* [Required action]: Copy out the full data exactly as given; pictures should not be included.

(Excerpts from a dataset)

━━━━━━━━━━━━━━━━━━━━

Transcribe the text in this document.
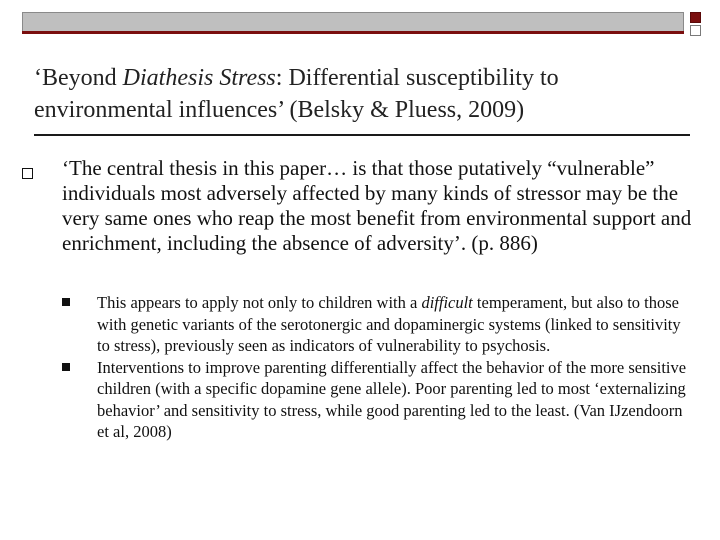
‘Beyond Diathesis Stress: Differential susceptibility to environmental influences’ (Belsky & Pluess, 2009)

‘The central thesis in this paper… is that those putatively “vulnerable” individuals most adversely affected by many kinds of stressor may be the very same ones who reap the most benefit from environmental support and enrichment, including the absence of adversity’. (p. 886)

This appears to apply not only to children with a difficult temperament, but also to those with genetic variants of the serotonergic and dopaminergic systems (linked to sensitivity to stress), previously seen as indicators of vulnerability to psychosis.
Interventions to improve parenting differentially affect the behavior of the more sensitive children (with a specific dopamine gene allele). Poor parenting led to most ‘externalizing behavior’ and sensitivity to stress, while good parenting led to the least. (Van IJzendoorn et al, 2008)
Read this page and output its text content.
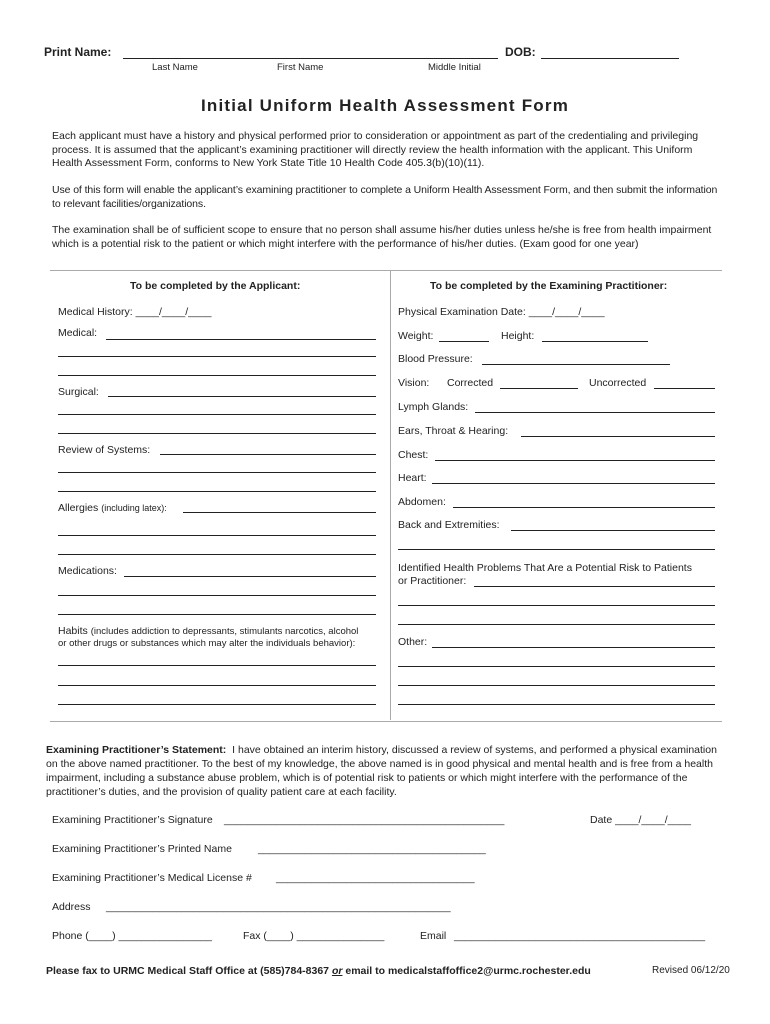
Print Name:	DOB:
Last Name	First Name	Middle Initial
Initial Uniform Health Assessment Form
Each applicant must have a history and physical performed prior to consideration or appointment as part of the credentialing and privileging process. It is assumed that the applicant’s examining practitioner will directly review the health information with the applicant. This Uniform Health Assessment Form, conforms to New York State Title 10 Health Code 405.3(b)(10)(11).
Use of this form will enable the applicant’s examining practitioner to complete a Uniform Health Assessment Form, and then submit the information to relevant facilities/organizations.
The examination shall be of sufficient scope to ensure that no person shall assume his/her duties unless he/she is free from health impairment which is a potential risk to the patient or which might interfere with the performance of his/her duties. (Exam good for one year)
To be completed by the Applicant:	To be completed by the Examining Practitioner:
Medical History: ____/____/____
Medical:
Surgical:
Review of Systems:
Allergies (including latex):
Medications:
Habits (includes addiction to depressants, stimulants narcotics, alcohol
or other drugs or substances which may alter the individuals behavior):
Physical Examination Date: ____/____/____
Weight:	Height:
Blood Pressure:
Vision: Corrected	Uncorrected
Lymph Glands:
Ears, Throat & Hearing:
Chest:
Heart:
Abdomen:
Back and Extremities:
Identified Health Problems That Are a Potential Risk to Patients
or Practitioner:
Other:
Examining Practitioner’s Statement: I have obtained an interim history, discussed a review of systems, and performed a physical examination on the above named practitioner. To the best of my knowledge, the above named is in good physical and mental health and is free from a health impairment, including a substance abuse problem, which is of potential risk to patients or which might interfere with the performance of the practitioner’s duties, and the provision of quality patient care at each facility.
Examining Practitioner’s Signature ________________________________________________	Date ____/____/____
Examining Practitioner’s Printed Name _______________________________________
Examining Practitioner’s Medical License # __________________________________
Address ___________________________________________________________
Phone (____) ________________	Fax (____) _______________	Email ___________________________________________
Please fax to URMC Medical Staff Office at (585)784-8367 or email to medicalstaffoffice2@urmc.rochester.edu	Revised 06/12/20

━━━━━━━━━━━━━━━━━━━━

* [Your response]:
Transcribe the text in this document.
‘Beyond Diathesis Stress: Differential susceptibility to environmental influences’ (Belsky & Pluess, 2009)

‘The central thesis in this paper… is that those putatively “vulnerable” individuals most adversely affected by many kinds of stressor may be the very same ones who reap the most benefit from environmental support and enrichment, including the absence of adversity’. (p. 886)

This appears to apply not only to children with a difficult temperament, but also to those with genetic variants of the serotonergic and dopaminergic systems (linked to sensitivity to stress), previously seen as indicators of vulnerability to psychosis.
Interventions to improve parenting differentially affect the behavior of the more sensitive children (with a specific dopamine gene allele). Poor parenting led to most ‘externalizing behavior’ and sensitivity to stress, while good parenting led to the least. (Van IJzendoorn et al, 2008)
Read this page and output its text content.
Print Name:	DOB:
Last Name	First Name	Middle Initial
Initial Uniform Health Assessment Form
Each applicant must have a history and physical performed prior to consideration or appointment as part of the credentialing and privileging process. It is assumed that the applicant’s examining practitioner will directly review the health information with the applicant. This Uniform Health Assessment Form, conforms to New York State Title 10 Health Code 405.3(b)(10)(11).
Use of this form will enable the applicant’s examining practitioner to complete a Uniform Health Assessment Form, and then submit the information to relevant facilities/organizations.
The examination shall be of sufficient scope to ensure that no person shall assume his/her duties unless he/she is free from health impairment which is a potential risk to the patient or which might interfere with the performance of his/her duties. (Exam good for one year)
To be completed by the Applicant:	To be completed by the Examining Practitioner:
Medical History: ____/____/____
Medical:
Surgical:
Review of Systems:
Allergies (including latex):
Medications:
Habits (includes addiction to depressants, stimulants narcotics, alcohol
or other drugs or substances which may alter the individuals behavior):
Physical Examination Date: ____/____/____
Weight:	Height:
Blood Pressure:
Vision: Corrected	Uncorrected
Lymph Glands:
Ears, Throat & Hearing:
Chest:
Heart:
Abdomen:
Back and Extremities:
Identified Health Problems That Are a Potential Risk to Patients
or Practitioner:
Other:
Examining Practitioner’s Statement: I have obtained an interim history, discussed a review of systems, and performed a physical examination on the above named practitioner. To the best of my knowledge, the above named is in good physical and mental health and is free from a health impairment, including a substance abuse problem, which is of potential risk to patients or which might interfere with the performance of the practitioner’s duties, and the provision of quality patient care at each facility.
Examining Practitioner’s Signature ________________________________________________	Date ____/____/____
Examining Practitioner’s Printed Name _______________________________________
Examining Practitioner’s Medical License # __________________________________
Address ___________________________________________________________
Phone (____) ________________	Fax (____) _______________	Email ___________________________________________
Please fax to URMC Medical Staff Office at (585)784-8367 or email to medicalstaffoffice2@urmc.rochester.edu	Revised 06/12/20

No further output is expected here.